Transcribe the article about the University of Georgia canceling a Liberian journalist's speech, from "UGA’s Grady College" to "very educative lecture.".

(EXTRACT TO READ)
-*-*-
The University of Georgia has cancelled a speech by FrontPageAfrica Newsroom Editor Wade C. L. Williams after several people, including parents, expressed concerns that the speaker could expose the campus to the Ebola virus.
UGA’s Grady College of Journalism and Mass Communication had invited Williams to speak on Oct. 22 for the prestigious McGill Lecture.
FrontPageAfrica reports that Williams, a Liberian journalist, met the news with mixed feelings:
“Despite my disappointment, I’m not angry with the University of Georgia. They felt they could not wear the barrage of criticism that would be directed at them if they allowed a Liberian journalist who covers Ebola on their campus and on a U.S.soil.” She partly blamed the level of misinformation in the U.S. press that led to the University administration being paranoid and canceling what could have been a very educative lecture.
“But the hysteria in the U.S. media about the virus and the possibility of it spreading is counterproductive and must stop,” [s]he said. “I worry that my fellow Liberians and Africans traveling abroad will be treated like pariahs and unfairly discriminated against as the region and word tries to battle this deadly virus.”
-*-*-
(DATASET EXCERPTS)
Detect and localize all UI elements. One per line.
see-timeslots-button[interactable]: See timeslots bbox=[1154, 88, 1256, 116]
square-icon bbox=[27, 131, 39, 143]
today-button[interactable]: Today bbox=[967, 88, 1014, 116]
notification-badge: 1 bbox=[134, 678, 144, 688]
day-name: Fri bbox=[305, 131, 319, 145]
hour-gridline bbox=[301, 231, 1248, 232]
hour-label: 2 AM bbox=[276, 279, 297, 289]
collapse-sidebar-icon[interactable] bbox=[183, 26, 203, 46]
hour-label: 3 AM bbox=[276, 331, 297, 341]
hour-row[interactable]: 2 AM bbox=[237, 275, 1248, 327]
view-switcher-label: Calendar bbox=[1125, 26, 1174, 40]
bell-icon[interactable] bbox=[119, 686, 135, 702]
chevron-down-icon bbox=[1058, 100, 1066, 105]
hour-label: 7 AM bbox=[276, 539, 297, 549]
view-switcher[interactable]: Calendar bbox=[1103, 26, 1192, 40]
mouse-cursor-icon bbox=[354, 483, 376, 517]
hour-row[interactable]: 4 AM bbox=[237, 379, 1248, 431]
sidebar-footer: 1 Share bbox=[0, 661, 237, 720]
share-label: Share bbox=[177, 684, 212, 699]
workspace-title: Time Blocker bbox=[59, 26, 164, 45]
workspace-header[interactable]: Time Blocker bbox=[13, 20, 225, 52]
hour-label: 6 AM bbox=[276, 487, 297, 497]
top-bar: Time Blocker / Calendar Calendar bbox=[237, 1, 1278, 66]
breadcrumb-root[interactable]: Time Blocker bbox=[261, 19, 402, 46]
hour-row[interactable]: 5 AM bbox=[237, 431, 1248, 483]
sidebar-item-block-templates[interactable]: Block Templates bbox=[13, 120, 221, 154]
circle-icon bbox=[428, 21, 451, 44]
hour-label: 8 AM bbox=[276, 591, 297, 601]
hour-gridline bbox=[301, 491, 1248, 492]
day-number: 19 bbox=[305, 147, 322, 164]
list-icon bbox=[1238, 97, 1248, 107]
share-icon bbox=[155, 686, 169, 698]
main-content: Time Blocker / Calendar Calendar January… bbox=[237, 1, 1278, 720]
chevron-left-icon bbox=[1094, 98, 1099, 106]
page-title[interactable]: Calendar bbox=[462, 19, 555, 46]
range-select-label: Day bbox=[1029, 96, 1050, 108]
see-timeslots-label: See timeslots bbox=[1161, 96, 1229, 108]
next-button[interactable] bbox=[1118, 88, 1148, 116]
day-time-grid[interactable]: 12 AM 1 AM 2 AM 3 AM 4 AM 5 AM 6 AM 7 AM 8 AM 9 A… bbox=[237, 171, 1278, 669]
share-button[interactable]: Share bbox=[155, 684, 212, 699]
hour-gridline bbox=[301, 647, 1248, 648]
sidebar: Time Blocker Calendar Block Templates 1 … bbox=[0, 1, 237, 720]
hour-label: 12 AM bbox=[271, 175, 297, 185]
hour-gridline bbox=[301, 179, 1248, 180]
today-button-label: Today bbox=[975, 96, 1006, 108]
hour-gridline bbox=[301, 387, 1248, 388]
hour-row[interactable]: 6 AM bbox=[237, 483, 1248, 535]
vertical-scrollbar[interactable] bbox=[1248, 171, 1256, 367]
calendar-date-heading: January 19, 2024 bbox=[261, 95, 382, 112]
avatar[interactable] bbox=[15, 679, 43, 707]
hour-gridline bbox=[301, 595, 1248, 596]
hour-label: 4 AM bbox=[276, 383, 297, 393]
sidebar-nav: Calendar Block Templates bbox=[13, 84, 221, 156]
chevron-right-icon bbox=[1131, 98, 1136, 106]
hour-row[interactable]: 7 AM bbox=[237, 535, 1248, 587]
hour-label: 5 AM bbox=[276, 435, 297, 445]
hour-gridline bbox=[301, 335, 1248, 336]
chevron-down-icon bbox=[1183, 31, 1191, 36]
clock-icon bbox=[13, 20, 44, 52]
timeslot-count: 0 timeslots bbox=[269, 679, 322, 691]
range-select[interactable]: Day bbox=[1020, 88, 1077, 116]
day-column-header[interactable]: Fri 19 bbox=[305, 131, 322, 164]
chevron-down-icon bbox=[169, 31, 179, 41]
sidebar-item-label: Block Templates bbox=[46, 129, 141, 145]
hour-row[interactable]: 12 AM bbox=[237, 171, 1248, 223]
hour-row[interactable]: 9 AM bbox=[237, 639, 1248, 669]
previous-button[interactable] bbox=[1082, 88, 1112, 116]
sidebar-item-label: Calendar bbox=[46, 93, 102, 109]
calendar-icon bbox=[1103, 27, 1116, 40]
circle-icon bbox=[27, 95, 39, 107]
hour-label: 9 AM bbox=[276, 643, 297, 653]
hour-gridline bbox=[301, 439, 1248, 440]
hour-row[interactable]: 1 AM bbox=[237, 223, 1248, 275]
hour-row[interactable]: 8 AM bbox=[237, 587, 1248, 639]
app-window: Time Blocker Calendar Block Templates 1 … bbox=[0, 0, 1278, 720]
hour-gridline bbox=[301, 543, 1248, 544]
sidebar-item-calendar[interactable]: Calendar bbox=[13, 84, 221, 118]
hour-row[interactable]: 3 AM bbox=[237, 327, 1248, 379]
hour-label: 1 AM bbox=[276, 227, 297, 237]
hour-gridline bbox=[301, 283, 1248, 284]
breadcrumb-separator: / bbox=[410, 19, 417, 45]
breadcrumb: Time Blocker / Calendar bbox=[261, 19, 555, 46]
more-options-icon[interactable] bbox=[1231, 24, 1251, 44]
-*-*-
(RESULT FOR THIS EXERCISE)
UGA’s Grady College of Journalism and Mass Communication had invited Williams to speak on Oct. 22 for the prestigious McGill Lecture.
FrontPageAfrica reports that Williams, a Liberian journalist, met the news with mixed feelings:
“Despite my disappointment, I’m not angry with the University of Georgia. They felt they could not wear the barrage of criticism that would be directed at them if they allowed a Liberian journalist who covers Ebola on their campus and on a U.S.soil.” She partly blamed the level of misinformation in the U.S. press that led to the University administration being paranoid and canceling what could have been a very educative lecture.